From the entries that follow, list every line in which the string "icon" appears.
--
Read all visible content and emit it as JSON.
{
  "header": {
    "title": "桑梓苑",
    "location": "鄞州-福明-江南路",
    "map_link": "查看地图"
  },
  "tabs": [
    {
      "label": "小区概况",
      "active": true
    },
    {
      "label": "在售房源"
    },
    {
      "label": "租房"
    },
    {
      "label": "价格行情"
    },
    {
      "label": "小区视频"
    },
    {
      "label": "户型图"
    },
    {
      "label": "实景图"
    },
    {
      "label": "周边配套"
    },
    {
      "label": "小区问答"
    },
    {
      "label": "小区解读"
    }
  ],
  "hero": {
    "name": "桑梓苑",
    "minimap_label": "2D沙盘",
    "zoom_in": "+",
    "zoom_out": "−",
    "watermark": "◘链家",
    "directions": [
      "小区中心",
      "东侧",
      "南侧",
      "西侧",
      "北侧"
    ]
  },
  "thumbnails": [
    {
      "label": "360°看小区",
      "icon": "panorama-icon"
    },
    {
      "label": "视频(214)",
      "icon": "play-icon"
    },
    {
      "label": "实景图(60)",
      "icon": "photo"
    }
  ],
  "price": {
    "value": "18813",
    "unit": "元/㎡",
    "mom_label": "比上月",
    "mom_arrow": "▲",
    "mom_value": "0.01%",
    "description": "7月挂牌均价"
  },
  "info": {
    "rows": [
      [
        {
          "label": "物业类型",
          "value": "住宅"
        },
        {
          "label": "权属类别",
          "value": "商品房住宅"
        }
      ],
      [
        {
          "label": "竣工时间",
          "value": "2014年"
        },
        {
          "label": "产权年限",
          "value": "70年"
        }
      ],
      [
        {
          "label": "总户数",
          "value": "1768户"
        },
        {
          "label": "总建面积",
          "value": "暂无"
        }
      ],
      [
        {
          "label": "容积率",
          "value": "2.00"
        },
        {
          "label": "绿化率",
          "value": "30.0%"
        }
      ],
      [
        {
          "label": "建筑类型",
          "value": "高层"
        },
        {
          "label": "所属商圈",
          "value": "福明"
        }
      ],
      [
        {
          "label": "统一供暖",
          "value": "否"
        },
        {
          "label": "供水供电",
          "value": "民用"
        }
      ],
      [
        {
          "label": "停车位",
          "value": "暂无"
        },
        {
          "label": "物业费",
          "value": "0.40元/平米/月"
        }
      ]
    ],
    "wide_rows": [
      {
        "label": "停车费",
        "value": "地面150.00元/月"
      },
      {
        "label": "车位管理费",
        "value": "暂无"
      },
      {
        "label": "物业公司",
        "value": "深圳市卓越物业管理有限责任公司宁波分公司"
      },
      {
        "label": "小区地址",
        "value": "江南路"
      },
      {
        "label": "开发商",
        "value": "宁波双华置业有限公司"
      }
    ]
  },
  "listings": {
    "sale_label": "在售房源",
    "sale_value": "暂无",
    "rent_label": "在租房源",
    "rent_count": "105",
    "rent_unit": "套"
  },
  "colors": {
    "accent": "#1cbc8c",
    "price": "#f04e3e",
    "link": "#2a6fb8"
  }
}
--
=== FINISHED TASK ===
      "icon": "panorama-icon"
      "icon": "play-icon"
      "icon": "photo"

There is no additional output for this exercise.